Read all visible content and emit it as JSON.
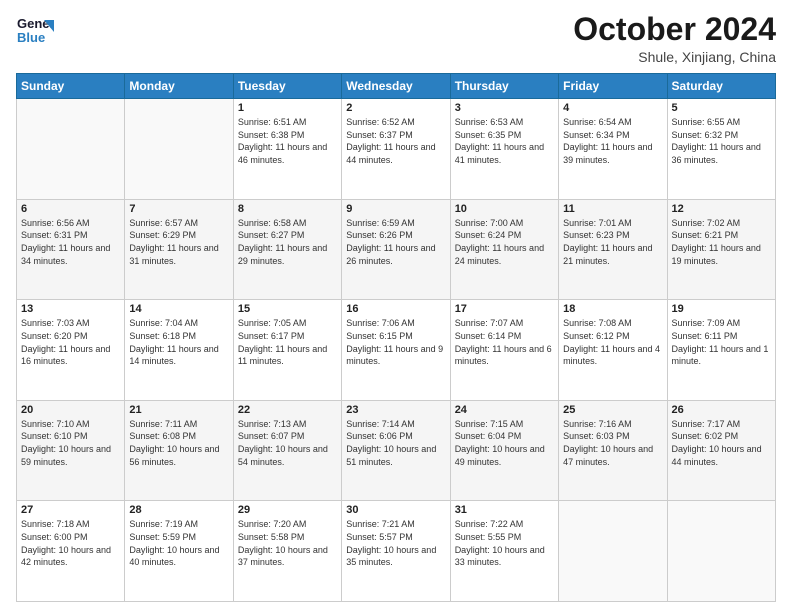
{
  "header": {
    "logo_line1": "General",
    "logo_line2": "Blue",
    "month": "October 2024",
    "location": "Shule, Xinjiang, China"
  },
  "days_of_week": [
    "Sunday",
    "Monday",
    "Tuesday",
    "Wednesday",
    "Thursday",
    "Friday",
    "Saturday"
  ],
  "weeks": [
    [
      {
        "day": "",
        "info": ""
      },
      {
        "day": "",
        "info": ""
      },
      {
        "day": "1",
        "info": "Sunrise: 6:51 AM\nSunset: 6:38 PM\nDaylight: 11 hours and 46 minutes."
      },
      {
        "day": "2",
        "info": "Sunrise: 6:52 AM\nSunset: 6:37 PM\nDaylight: 11 hours and 44 minutes."
      },
      {
        "day": "3",
        "info": "Sunrise: 6:53 AM\nSunset: 6:35 PM\nDaylight: 11 hours and 41 minutes."
      },
      {
        "day": "4",
        "info": "Sunrise: 6:54 AM\nSunset: 6:34 PM\nDaylight: 11 hours and 39 minutes."
      },
      {
        "day": "5",
        "info": "Sunrise: 6:55 AM\nSunset: 6:32 PM\nDaylight: 11 hours and 36 minutes."
      }
    ],
    [
      {
        "day": "6",
        "info": "Sunrise: 6:56 AM\nSunset: 6:31 PM\nDaylight: 11 hours and 34 minutes."
      },
      {
        "day": "7",
        "info": "Sunrise: 6:57 AM\nSunset: 6:29 PM\nDaylight: 11 hours and 31 minutes."
      },
      {
        "day": "8",
        "info": "Sunrise: 6:58 AM\nSunset: 6:27 PM\nDaylight: 11 hours and 29 minutes."
      },
      {
        "day": "9",
        "info": "Sunrise: 6:59 AM\nSunset: 6:26 PM\nDaylight: 11 hours and 26 minutes."
      },
      {
        "day": "10",
        "info": "Sunrise: 7:00 AM\nSunset: 6:24 PM\nDaylight: 11 hours and 24 minutes."
      },
      {
        "day": "11",
        "info": "Sunrise: 7:01 AM\nSunset: 6:23 PM\nDaylight: 11 hours and 21 minutes."
      },
      {
        "day": "12",
        "info": "Sunrise: 7:02 AM\nSunset: 6:21 PM\nDaylight: 11 hours and 19 minutes."
      }
    ],
    [
      {
        "day": "13",
        "info": "Sunrise: 7:03 AM\nSunset: 6:20 PM\nDaylight: 11 hours and 16 minutes."
      },
      {
        "day": "14",
        "info": "Sunrise: 7:04 AM\nSunset: 6:18 PM\nDaylight: 11 hours and 14 minutes."
      },
      {
        "day": "15",
        "info": "Sunrise: 7:05 AM\nSunset: 6:17 PM\nDaylight: 11 hours and 11 minutes."
      },
      {
        "day": "16",
        "info": "Sunrise: 7:06 AM\nSunset: 6:15 PM\nDaylight: 11 hours and 9 minutes."
      },
      {
        "day": "17",
        "info": "Sunrise: 7:07 AM\nSunset: 6:14 PM\nDaylight: 11 hours and 6 minutes."
      },
      {
        "day": "18",
        "info": "Sunrise: 7:08 AM\nSunset: 6:12 PM\nDaylight: 11 hours and 4 minutes."
      },
      {
        "day": "19",
        "info": "Sunrise: 7:09 AM\nSunset: 6:11 PM\nDaylight: 11 hours and 1 minute."
      }
    ],
    [
      {
        "day": "20",
        "info": "Sunrise: 7:10 AM\nSunset: 6:10 PM\nDaylight: 10 hours and 59 minutes."
      },
      {
        "day": "21",
        "info": "Sunrise: 7:11 AM\nSunset: 6:08 PM\nDaylight: 10 hours and 56 minutes."
      },
      {
        "day": "22",
        "info": "Sunrise: 7:13 AM\nSunset: 6:07 PM\nDaylight: 10 hours and 54 minutes."
      },
      {
        "day": "23",
        "info": "Sunrise: 7:14 AM\nSunset: 6:06 PM\nDaylight: 10 hours and 51 minutes."
      },
      {
        "day": "24",
        "info": "Sunrise: 7:15 AM\nSunset: 6:04 PM\nDaylight: 10 hours and 49 minutes."
      },
      {
        "day": "25",
        "info": "Sunrise: 7:16 AM\nSunset: 6:03 PM\nDaylight: 10 hours and 47 minutes."
      },
      {
        "day": "26",
        "info": "Sunrise: 7:17 AM\nSunset: 6:02 PM\nDaylight: 10 hours and 44 minutes."
      }
    ],
    [
      {
        "day": "27",
        "info": "Sunrise: 7:18 AM\nSunset: 6:00 PM\nDaylight: 10 hours and 42 minutes."
      },
      {
        "day": "28",
        "info": "Sunrise: 7:19 AM\nSunset: 5:59 PM\nDaylight: 10 hours and 40 minutes."
      },
      {
        "day": "29",
        "info": "Sunrise: 7:20 AM\nSunset: 5:58 PM\nDaylight: 10 hours and 37 minutes."
      },
      {
        "day": "30",
        "info": "Sunrise: 7:21 AM\nSunset: 5:57 PM\nDaylight: 10 hours and 35 minutes."
      },
      {
        "day": "31",
        "info": "Sunrise: 7:22 AM\nSunset: 5:55 PM\nDaylight: 10 hours and 33 minutes."
      },
      {
        "day": "",
        "info": ""
      },
      {
        "day": "",
        "info": ""
      }
    ]
  ]
}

• • • • • • •

▶ **DO THIS**
Pictures appear in the records above. Output everything except them, exactly.

▶ **CORRECT ANSWER**
Read all visible content and emit it as JSON.
{
  "header": {
    "logo_line1": "General",
    "logo_line2": "Blue",
    "month": "October 2024",
    "location": "Shule, Xinjiang, China"
  },
  "days_of_week": [
    "Sunday",
    "Monday",
    "Tuesday",
    "Wednesday",
    "Thursday",
    "Friday",
    "Saturday"
  ],
  "weeks": [
    [
      {
        "day": "",
        "info": ""
      },
      {
        "day": "",
        "info": ""
      },
      {
        "day": "1",
        "info": "Sunrise: 6:51 AM\nSunset: 6:38 PM\nDaylight: 11 hours and 46 minutes."
      },
      {
        "day": "2",
        "info": "Sunrise: 6:52 AM\nSunset: 6:37 PM\nDaylight: 11 hours and 44 minutes."
      },
      {
        "day": "3",
        "info": "Sunrise: 6:53 AM\nSunset: 6:35 PM\nDaylight: 11 hours and 41 minutes."
      },
      {
        "day": "4",
        "info": "Sunrise: 6:54 AM\nSunset: 6:34 PM\nDaylight: 11 hours and 39 minutes."
      },
      {
        "day": "5",
        "info": "Sunrise: 6:55 AM\nSunset: 6:32 PM\nDaylight: 11 hours and 36 minutes."
      }
    ],
    [
      {
        "day": "6",
        "info": "Sunrise: 6:56 AM\nSunset: 6:31 PM\nDaylight: 11 hours and 34 minutes."
      },
      {
        "day": "7",
        "info": "Sunrise: 6:57 AM\nSunset: 6:29 PM\nDaylight: 11 hours and 31 minutes."
      },
      {
        "day": "8",
        "info": "Sunrise: 6:58 AM\nSunset: 6:27 PM\nDaylight: 11 hours and 29 minutes."
      },
      {
        "day": "9",
        "info": "Sunrise: 6:59 AM\nSunset: 6:26 PM\nDaylight: 11 hours and 26 minutes."
      },
      {
        "day": "10",
        "info": "Sunrise: 7:00 AM\nSunset: 6:24 PM\nDaylight: 11 hours and 24 minutes."
      },
      {
        "day": "11",
        "info": "Sunrise: 7:01 AM\nSunset: 6:23 PM\nDaylight: 11 hours and 21 minutes."
      },
      {
        "day": "12",
        "info": "Sunrise: 7:02 AM\nSunset: 6:21 PM\nDaylight: 11 hours and 19 minutes."
      }
    ],
    [
      {
        "day": "13",
        "info": "Sunrise: 7:03 AM\nSunset: 6:20 PM\nDaylight: 11 hours and 16 minutes."
      },
      {
        "day": "14",
        "info": "Sunrise: 7:04 AM\nSunset: 6:18 PM\nDaylight: 11 hours and 14 minutes."
      },
      {
        "day": "15",
        "info": "Sunrise: 7:05 AM\nSunset: 6:17 PM\nDaylight: 11 hours and 11 minutes."
      },
      {
        "day": "16",
        "info": "Sunrise: 7:06 AM\nSunset: 6:15 PM\nDaylight: 11 hours and 9 minutes."
      },
      {
        "day": "17",
        "info": "Sunrise: 7:07 AM\nSunset: 6:14 PM\nDaylight: 11 hours and 6 minutes."
      },
      {
        "day": "18",
        "info": "Sunrise: 7:08 AM\nSunset: 6:12 PM\nDaylight: 11 hours and 4 minutes."
      },
      {
        "day": "19",
        "info": "Sunrise: 7:09 AM\nSunset: 6:11 PM\nDaylight: 11 hours and 1 minute."
      }
    ],
    [
      {
        "day": "20",
        "info": "Sunrise: 7:10 AM\nSunset: 6:10 PM\nDaylight: 10 hours and 59 minutes."
      },
      {
        "day": "21",
        "info": "Sunrise: 7:11 AM\nSunset: 6:08 PM\nDaylight: 10 hours and 56 minutes."
      },
      {
        "day": "22",
        "info": "Sunrise: 7:13 AM\nSunset: 6:07 PM\nDaylight: 10 hours and 54 minutes."
      },
      {
        "day": "23",
        "info": "Sunrise: 7:14 AM\nSunset: 6:06 PM\nDaylight: 10 hours and 51 minutes."
      },
      {
        "day": "24",
        "info": "Sunrise: 7:15 AM\nSunset: 6:04 PM\nDaylight: 10 hours and 49 minutes."
      },
      {
        "day": "25",
        "info": "Sunrise: 7:16 AM\nSunset: 6:03 PM\nDaylight: 10 hours and 47 minutes."
      },
      {
        "day": "26",
        "info": "Sunrise: 7:17 AM\nSunset: 6:02 PM\nDaylight: 10 hours and 44 minutes."
      }
    ],
    [
      {
        "day": "27",
        "info": "Sunrise: 7:18 AM\nSunset: 6:00 PM\nDaylight: 10 hours and 42 minutes."
      },
      {
        "day": "28",
        "info": "Sunrise: 7:19 AM\nSunset: 5:59 PM\nDaylight: 10 hours and 40 minutes."
      },
      {
        "day": "29",
        "info": "Sunrise: 7:20 AM\nSunset: 5:58 PM\nDaylight: 10 hours and 37 minutes."
      },
      {
        "day": "30",
        "info": "Sunrise: 7:21 AM\nSunset: 5:57 PM\nDaylight: 10 hours and 35 minutes."
      },
      {
        "day": "31",
        "info": "Sunrise: 7:22 AM\nSunset: 5:55 PM\nDaylight: 10 hours and 33 minutes."
      },
      {
        "day": "",
        "info": ""
      },
      {
        "day": "",
        "info": ""
      }
    ]
  ]
}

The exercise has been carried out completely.